Start

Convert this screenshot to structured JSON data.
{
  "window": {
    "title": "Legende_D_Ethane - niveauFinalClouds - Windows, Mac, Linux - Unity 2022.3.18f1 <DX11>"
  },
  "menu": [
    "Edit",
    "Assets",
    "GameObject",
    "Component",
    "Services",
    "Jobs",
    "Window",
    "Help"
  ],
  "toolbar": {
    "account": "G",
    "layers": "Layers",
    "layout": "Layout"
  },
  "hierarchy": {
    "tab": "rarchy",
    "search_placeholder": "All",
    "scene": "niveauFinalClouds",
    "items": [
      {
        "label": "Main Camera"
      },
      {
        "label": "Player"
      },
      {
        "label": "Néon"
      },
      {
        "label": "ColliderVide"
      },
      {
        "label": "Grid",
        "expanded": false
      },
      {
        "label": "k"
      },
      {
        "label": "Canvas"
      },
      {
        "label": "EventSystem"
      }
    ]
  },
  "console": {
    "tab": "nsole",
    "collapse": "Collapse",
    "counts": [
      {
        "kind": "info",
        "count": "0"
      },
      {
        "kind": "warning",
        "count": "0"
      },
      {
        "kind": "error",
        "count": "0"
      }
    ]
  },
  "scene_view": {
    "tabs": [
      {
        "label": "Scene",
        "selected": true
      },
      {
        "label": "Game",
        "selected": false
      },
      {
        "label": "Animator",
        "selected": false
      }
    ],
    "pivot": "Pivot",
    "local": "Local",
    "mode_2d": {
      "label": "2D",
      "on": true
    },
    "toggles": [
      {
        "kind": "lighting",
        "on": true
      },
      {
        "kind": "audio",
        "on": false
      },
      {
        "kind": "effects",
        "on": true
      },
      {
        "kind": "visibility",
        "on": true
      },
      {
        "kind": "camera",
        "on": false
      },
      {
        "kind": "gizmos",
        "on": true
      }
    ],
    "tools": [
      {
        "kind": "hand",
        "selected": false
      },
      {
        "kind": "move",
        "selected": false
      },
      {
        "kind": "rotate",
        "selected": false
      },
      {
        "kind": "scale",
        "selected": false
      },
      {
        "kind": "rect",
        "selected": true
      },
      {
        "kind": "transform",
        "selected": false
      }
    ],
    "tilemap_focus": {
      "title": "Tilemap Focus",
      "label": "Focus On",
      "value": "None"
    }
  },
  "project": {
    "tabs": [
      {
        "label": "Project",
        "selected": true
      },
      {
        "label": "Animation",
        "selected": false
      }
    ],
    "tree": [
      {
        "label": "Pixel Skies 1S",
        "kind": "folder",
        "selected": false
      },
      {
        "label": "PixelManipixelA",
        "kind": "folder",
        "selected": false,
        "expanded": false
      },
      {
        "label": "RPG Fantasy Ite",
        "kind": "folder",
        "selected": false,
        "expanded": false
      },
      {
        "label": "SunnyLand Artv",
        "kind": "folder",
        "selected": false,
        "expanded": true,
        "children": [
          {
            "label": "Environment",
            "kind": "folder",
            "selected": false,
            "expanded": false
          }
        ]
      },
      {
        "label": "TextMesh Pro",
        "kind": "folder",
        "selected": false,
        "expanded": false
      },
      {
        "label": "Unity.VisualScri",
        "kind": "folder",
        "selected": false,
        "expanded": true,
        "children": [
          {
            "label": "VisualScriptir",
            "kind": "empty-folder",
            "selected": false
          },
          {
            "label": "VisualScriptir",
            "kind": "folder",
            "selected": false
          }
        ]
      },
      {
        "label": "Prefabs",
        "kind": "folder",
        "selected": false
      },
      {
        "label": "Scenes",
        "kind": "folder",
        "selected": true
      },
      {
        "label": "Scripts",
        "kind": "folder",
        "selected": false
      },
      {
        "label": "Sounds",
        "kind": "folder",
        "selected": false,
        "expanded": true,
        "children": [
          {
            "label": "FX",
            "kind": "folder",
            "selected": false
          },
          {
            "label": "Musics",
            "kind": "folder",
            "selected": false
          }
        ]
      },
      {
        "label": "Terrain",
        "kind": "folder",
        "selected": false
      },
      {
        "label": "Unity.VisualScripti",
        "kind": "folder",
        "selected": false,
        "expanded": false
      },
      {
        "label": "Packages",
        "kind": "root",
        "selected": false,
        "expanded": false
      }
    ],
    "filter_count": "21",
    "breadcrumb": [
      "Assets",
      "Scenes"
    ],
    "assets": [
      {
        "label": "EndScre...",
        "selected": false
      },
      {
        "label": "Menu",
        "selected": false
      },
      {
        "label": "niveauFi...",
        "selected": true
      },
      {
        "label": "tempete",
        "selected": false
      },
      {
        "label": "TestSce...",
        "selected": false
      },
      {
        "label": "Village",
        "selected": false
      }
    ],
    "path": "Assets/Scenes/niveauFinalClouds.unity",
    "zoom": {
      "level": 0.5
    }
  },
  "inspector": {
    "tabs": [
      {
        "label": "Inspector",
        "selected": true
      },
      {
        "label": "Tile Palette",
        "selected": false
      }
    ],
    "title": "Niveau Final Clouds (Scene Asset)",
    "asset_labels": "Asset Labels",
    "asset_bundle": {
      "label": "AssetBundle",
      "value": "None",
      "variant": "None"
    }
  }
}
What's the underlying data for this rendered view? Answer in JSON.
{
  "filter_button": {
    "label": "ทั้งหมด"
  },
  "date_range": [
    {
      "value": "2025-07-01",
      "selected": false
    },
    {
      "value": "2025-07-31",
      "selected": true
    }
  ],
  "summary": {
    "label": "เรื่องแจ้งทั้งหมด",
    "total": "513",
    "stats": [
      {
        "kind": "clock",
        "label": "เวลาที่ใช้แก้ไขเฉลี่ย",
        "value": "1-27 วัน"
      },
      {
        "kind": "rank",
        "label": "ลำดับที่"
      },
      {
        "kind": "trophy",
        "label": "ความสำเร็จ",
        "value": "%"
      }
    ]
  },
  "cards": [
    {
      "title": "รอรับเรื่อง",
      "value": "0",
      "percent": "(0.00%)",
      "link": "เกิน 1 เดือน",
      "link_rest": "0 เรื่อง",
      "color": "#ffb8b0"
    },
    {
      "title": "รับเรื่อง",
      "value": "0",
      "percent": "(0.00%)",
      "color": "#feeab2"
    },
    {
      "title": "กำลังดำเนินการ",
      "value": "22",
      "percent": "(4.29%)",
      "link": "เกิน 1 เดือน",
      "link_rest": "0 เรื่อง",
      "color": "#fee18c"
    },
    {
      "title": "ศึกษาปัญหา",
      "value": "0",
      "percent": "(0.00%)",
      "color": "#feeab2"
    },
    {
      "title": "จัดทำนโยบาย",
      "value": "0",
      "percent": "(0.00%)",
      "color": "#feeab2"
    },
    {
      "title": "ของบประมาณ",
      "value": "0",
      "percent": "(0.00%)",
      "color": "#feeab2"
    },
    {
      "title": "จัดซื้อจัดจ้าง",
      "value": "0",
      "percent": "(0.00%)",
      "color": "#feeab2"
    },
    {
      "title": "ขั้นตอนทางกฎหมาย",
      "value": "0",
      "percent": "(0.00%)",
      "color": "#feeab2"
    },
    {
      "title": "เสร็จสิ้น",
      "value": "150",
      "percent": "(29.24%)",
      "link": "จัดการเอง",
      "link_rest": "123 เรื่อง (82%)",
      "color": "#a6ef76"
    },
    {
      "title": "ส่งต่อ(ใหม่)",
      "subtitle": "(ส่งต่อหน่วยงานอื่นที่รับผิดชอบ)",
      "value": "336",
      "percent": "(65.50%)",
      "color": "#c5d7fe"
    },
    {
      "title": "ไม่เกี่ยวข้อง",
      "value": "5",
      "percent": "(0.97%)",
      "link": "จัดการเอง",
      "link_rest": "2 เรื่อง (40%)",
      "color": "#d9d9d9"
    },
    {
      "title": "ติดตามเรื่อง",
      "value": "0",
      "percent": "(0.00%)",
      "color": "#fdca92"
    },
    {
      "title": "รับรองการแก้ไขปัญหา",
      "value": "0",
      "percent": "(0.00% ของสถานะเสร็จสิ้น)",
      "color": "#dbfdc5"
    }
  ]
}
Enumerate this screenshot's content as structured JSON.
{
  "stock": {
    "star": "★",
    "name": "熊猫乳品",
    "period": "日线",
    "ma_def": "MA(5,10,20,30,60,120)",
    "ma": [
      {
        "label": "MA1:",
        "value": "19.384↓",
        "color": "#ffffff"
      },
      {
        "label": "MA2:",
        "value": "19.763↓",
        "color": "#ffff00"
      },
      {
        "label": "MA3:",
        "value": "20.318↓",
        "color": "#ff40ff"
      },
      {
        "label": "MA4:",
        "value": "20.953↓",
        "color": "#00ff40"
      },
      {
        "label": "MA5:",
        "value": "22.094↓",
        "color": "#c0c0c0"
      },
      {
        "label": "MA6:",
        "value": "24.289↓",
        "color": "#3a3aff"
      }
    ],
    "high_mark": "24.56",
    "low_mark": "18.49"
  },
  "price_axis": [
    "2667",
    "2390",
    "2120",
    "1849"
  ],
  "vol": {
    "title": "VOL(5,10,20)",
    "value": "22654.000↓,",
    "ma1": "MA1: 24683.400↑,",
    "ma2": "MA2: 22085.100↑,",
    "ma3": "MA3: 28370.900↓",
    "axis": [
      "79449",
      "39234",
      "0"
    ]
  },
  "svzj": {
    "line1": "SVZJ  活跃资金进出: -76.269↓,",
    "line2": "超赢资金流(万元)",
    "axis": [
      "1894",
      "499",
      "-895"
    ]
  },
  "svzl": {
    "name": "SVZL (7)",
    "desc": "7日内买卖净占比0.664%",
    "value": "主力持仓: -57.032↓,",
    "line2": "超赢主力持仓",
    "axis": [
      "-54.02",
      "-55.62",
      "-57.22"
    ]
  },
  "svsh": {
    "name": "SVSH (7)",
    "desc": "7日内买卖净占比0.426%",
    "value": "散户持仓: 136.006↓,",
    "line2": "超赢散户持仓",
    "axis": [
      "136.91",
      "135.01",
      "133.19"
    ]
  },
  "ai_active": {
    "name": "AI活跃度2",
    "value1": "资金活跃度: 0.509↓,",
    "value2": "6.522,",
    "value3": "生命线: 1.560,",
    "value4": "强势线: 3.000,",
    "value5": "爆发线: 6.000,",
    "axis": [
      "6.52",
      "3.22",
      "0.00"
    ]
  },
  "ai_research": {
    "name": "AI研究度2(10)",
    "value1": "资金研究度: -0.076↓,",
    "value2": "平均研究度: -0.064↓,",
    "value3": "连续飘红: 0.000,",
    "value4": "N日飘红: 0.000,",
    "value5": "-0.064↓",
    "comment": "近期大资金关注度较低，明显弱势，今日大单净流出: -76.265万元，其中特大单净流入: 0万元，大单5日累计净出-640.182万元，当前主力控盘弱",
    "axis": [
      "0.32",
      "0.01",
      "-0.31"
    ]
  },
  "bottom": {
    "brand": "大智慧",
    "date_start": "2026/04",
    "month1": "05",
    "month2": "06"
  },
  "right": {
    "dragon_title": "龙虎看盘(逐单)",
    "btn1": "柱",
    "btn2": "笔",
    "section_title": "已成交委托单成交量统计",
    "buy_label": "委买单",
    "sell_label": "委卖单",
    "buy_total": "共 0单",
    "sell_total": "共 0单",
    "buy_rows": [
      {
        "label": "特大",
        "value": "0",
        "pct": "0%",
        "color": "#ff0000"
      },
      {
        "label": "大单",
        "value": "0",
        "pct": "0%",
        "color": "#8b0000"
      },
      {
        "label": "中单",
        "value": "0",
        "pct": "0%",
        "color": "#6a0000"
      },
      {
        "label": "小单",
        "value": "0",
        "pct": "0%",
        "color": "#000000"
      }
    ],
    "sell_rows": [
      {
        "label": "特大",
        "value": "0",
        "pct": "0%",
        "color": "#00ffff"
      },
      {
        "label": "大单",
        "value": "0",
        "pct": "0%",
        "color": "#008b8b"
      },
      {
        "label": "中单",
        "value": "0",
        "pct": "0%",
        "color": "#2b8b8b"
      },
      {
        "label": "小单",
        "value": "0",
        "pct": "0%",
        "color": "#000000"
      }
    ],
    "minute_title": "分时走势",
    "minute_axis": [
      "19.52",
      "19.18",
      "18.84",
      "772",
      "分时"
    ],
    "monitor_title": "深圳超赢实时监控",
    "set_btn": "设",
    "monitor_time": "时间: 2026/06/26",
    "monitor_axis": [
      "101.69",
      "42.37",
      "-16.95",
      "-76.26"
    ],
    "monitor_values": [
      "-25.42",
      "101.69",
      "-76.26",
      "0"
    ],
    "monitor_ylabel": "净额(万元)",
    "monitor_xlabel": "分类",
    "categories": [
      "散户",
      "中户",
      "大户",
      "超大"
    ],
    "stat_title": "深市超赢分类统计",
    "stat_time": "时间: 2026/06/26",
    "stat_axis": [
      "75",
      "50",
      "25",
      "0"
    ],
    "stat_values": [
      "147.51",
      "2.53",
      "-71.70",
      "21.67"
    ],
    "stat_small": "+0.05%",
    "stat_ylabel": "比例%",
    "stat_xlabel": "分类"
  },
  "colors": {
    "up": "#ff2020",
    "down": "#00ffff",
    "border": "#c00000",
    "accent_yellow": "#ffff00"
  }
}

End

Problem details:
Check every line of the data, and copy the ones that contain "desc".

Response for this exercise:
    "desc": "7日内买卖净占比0.664%",
    "desc": "7日内买卖净占比0.426%",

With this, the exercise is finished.